[Dataset entries]
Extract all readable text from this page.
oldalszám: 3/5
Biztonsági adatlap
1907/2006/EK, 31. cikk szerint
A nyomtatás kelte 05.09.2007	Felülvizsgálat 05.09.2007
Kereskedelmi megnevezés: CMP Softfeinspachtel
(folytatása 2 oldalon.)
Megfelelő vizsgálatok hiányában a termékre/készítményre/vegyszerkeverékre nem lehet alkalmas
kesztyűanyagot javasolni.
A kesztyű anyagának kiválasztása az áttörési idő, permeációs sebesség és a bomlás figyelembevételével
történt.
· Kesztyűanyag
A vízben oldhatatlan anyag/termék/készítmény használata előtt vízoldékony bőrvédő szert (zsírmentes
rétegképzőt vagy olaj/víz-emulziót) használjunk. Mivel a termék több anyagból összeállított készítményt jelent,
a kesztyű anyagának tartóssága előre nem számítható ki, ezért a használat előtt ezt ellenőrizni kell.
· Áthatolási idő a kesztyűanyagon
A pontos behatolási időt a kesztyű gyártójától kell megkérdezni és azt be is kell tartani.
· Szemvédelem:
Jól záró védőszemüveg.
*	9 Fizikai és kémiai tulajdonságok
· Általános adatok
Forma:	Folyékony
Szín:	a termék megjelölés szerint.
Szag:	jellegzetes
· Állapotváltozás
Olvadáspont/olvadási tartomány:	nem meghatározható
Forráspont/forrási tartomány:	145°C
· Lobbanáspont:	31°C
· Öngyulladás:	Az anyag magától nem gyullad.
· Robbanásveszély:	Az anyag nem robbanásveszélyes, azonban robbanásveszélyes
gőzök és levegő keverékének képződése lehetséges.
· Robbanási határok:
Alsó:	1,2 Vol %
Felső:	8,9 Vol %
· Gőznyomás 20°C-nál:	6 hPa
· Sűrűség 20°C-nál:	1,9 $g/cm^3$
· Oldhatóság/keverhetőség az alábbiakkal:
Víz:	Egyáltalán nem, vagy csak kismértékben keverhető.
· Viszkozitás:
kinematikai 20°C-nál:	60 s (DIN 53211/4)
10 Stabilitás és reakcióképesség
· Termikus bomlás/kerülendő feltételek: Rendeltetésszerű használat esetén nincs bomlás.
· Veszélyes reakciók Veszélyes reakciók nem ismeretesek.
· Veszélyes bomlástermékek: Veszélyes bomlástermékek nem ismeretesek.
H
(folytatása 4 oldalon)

**Exercise task**
Locate all lines that include the word "szerint" and copy them out.

**Result**
1907/2006/EK, 31. cikk szerint
Szín:	a termék megjelölés szerint.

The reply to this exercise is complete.